**WHAT YOU WILL DO:** Copy each line of the following data that contains "Million".

**DATA SUPPLIED:**
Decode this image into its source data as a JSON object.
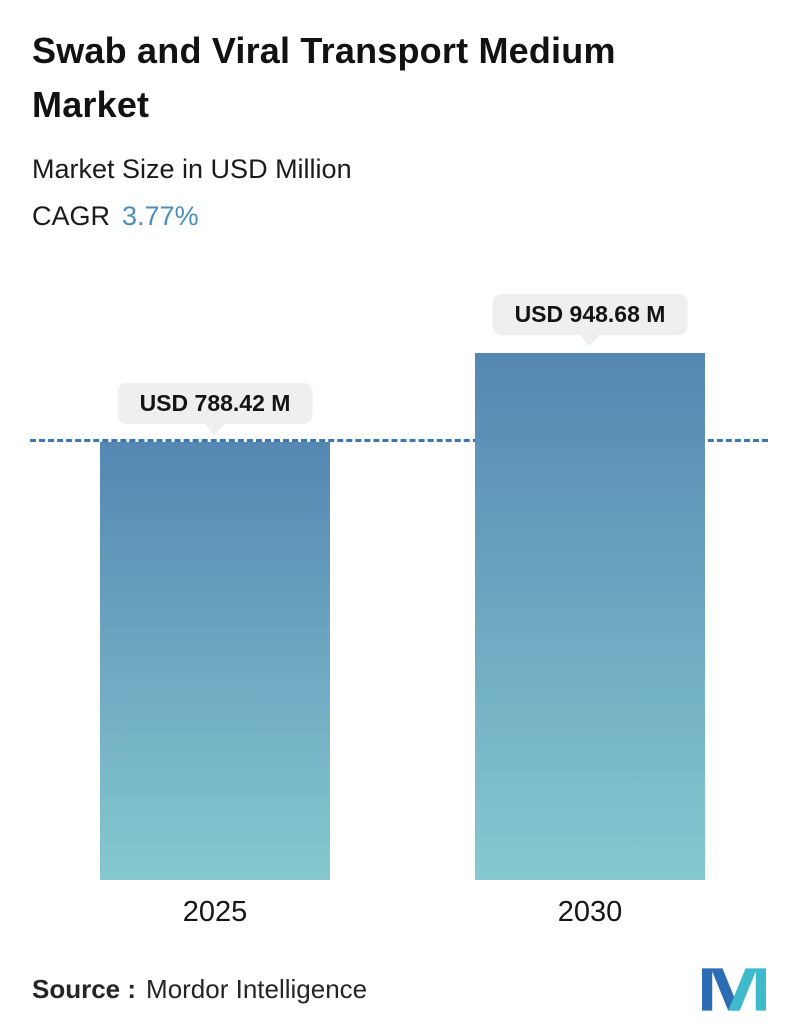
{
  "header": {
    "title": "Swab and Viral Transport Medium Market",
    "subtitle": "Market Size in USD Million",
    "cagr_label": "CAGR",
    "cagr_value": "3.77%"
  },
  "chart_data": {
    "type": "bar",
    "categories": [
      "2025",
      "2030"
    ],
    "values": [
      788.42,
      948.68
    ],
    "value_labels": [
      "USD 788.42 M",
      "USD 948.68 M"
    ],
    "title": "Swab and Viral Transport Medium Market",
    "xlabel": "",
    "ylabel": "Market Size in USD Million",
    "ylim": [
      0,
      1000
    ],
    "grid": false,
    "legend": "none",
    "reference_line_at": 788.42,
    "bar_gradient_top": "#5587b3",
    "bar_gradient_bottom": "#85c9cf",
    "reference_line_color": "#3c77b2",
    "badge_bg": "#edf0ee"
  },
  "footer": {
    "source_label": "Source :",
    "source_value": "Mordor Intelligence",
    "logo": "mordor-intelligence-logo"
  }
}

**RESPONSE TO THIS TASK:**
    "subtitle": "Market Size in USD Million",
    "ylabel": "Market Size in USD Million",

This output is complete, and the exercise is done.